四賀新しい学びの会 海外の教育事情学ぶ

松本市四賀地区の子育て中の親たちでつくる「四賀新しい学びの会」は、初のイベント「のぞいてみよう外国の学校~フィンランド編」を四賀支所で開きました。消費税率は24%と高いが大学院まで教育費無料、幸福度ランキングは4年連続で世界1位というフィンランドの公立小学校で職場体験をした2児(小学3、5年)の父で小学校教諭の瀧澤輝佳さん(同市五常)が、同国の教育事情などについて話しました。話の一部を紹介します。

★学校
2019年夏、働きながら研修する国際インターンシッププログラムで、サンタクロース村で知られるロヴァニエミの小学校に行き、剣道、相撲、書道、けん玉など日本文化を教えました。
同国は2学期制で8月が始業式。入学式はありません。子どもたちの髪の形や色、服装は自由。子どもの権利が尊重されています。

★授業
1クラス25人、日本と同じ45分授業です。10年くらい前からオンライン教材を活用していて、訪れた学校の5年生の算数の授業ではプリントはほぼありませんでした。

与えられた情報
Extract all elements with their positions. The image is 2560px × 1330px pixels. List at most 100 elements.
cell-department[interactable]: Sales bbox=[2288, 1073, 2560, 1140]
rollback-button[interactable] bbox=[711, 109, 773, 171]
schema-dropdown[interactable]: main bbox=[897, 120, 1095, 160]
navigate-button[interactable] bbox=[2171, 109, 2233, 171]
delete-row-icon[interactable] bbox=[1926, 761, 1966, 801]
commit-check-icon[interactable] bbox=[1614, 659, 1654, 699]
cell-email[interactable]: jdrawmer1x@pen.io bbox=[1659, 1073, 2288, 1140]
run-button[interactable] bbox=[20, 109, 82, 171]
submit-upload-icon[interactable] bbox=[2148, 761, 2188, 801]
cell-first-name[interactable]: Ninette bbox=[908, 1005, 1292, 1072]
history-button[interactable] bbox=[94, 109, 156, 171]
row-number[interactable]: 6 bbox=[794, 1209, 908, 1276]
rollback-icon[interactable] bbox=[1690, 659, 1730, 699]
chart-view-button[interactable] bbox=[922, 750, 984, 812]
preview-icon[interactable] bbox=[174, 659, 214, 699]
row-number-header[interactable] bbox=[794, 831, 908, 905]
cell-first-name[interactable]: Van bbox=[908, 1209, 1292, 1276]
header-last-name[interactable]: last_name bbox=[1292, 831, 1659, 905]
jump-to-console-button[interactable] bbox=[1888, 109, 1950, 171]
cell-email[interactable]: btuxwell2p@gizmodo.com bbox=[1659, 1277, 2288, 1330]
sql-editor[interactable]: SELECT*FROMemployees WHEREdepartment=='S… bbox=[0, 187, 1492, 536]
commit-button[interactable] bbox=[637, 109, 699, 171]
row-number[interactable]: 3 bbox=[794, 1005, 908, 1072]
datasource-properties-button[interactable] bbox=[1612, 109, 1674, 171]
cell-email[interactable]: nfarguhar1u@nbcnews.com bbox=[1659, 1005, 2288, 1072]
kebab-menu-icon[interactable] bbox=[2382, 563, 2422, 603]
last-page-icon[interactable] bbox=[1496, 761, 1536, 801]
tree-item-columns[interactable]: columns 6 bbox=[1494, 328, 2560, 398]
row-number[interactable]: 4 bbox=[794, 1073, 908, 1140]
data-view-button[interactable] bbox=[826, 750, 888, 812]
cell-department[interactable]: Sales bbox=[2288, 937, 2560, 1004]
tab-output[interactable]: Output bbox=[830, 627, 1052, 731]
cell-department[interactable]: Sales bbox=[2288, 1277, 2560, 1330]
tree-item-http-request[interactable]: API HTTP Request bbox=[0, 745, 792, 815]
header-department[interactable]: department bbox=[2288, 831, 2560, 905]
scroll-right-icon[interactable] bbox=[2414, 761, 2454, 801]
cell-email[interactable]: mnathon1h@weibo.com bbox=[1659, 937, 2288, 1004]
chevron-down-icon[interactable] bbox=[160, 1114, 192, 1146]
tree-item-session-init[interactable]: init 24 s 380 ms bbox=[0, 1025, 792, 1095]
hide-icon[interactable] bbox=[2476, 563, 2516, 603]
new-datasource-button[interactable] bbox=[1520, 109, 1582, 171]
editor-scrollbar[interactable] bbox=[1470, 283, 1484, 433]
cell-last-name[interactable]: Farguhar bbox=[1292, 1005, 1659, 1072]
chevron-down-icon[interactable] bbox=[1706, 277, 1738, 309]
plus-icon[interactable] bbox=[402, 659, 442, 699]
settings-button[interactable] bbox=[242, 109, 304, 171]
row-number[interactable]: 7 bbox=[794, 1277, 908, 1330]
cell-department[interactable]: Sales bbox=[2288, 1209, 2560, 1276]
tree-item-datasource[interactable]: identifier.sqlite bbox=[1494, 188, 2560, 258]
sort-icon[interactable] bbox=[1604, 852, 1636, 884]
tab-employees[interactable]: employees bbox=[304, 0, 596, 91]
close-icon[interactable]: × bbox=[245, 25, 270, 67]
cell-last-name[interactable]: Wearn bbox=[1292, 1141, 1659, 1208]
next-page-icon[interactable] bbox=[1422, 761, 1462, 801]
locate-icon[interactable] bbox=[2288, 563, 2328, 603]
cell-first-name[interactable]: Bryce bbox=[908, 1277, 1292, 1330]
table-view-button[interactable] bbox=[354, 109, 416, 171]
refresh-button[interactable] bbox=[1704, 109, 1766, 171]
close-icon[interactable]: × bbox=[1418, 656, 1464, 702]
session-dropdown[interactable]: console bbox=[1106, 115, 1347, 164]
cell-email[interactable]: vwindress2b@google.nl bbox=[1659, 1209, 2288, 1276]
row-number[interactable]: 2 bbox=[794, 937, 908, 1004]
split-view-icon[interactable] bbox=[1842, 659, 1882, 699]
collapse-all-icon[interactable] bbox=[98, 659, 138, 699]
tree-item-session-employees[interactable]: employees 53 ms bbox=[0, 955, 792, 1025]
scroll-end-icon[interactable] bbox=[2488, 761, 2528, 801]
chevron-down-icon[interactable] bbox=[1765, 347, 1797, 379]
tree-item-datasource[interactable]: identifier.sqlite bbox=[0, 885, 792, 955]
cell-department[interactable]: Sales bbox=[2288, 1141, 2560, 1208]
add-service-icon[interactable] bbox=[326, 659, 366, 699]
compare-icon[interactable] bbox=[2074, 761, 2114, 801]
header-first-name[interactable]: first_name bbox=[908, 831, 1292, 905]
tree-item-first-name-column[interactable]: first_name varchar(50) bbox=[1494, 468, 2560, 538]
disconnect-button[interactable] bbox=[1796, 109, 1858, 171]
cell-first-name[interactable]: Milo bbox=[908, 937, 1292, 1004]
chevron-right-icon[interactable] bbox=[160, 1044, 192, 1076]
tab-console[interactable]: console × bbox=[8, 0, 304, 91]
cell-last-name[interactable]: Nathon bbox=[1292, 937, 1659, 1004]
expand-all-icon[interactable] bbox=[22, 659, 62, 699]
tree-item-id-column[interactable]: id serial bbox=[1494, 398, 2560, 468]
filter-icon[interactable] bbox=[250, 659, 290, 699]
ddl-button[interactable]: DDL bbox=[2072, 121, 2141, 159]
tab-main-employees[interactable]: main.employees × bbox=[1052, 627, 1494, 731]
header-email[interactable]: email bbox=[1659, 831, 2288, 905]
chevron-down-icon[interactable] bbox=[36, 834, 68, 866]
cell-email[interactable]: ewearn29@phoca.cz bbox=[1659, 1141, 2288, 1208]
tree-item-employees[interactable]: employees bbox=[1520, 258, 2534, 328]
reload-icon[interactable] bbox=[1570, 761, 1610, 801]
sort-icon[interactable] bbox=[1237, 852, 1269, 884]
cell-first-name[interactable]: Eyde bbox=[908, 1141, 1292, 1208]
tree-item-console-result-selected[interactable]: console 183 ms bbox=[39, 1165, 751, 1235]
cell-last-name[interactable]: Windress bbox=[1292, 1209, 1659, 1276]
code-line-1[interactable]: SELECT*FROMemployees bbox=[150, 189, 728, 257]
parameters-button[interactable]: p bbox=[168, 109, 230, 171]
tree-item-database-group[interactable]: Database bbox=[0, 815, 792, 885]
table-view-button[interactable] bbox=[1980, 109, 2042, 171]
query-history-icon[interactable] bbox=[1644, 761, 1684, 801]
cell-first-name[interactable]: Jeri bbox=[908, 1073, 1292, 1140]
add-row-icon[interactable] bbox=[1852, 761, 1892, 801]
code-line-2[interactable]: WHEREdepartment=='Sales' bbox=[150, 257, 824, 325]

課題
(1) 次の(a)〜(c)が本文の内容と合っているかどうかを「はい」か「いいえ」で答え、判断の決め手となる本文の語句を引用すること。
(a) フィンランドの学校には入学式がある。
(b) フィンランドの授業は1クラス25人で行われる。
(c) 瀧澤さんはロヴァニエミの小学校で日本文化を教えた。
(2) フィンランドの教育事情を紹介した本文について、最後の文の後に続く内容を書くこと。

解答
(1)
(a) いいえ 「入学式はありません。」
(b) はい 「1クラス25人」
(c) はい 「ロヴァニエミの小学校に行き、剣道、相撲、書道、けん玉など日本文化を教えました」

(2)
先生にもよりますがスマホの持ち込みがOK。リラックスするために音楽を聴きながら学習してもいい、スマホで調べたりしてもいいというスタンスです。
国として教科担任制が進んでいて、芸術教育に力を入れています。日本でいう図画工作はアートとクラフトに分かれ、訪れた学校ではクラフト専門の先生がいて道具も充実。低学年からセンスの良さを感じる作品に挑戦していました。アートもイタリアの粘土を使ったり、さまざまな形のパスタを組み合わせて絵にしたりといった授業もしています。

★給食、休み時間、掃除など
朝や帰りの会はなく、いきなり授業が始まります。休み時間は15分。この間、先生は子どもの話を聞いたりコーヒーを飲んで休憩したり。掃除は業者が行い、高学年でも午後2時すぎには帰ります。先生も3時ごろには帰宅し、持ち帰り仕事があっても1時間くらい。後は自分の時間です。
給食は食堂で、座る席は自由。食べたい物を食べられるだけ自分で盛るビュッフェ形式で給食当番はありません。給食費も無料です。
職員会議は週1回午前8~9時。職員室はラウンジのようにソファがあるだけで、雑談したり、のんびりしたりする場所になっています。
欠席など家庭からの連絡はオンライン。先生と校長のやりとりもメールです。校内に設置された防犯カメラの映像は、校長室のパソコンで見られるようになっています。雑務が少ないので教頭も事務員もいません。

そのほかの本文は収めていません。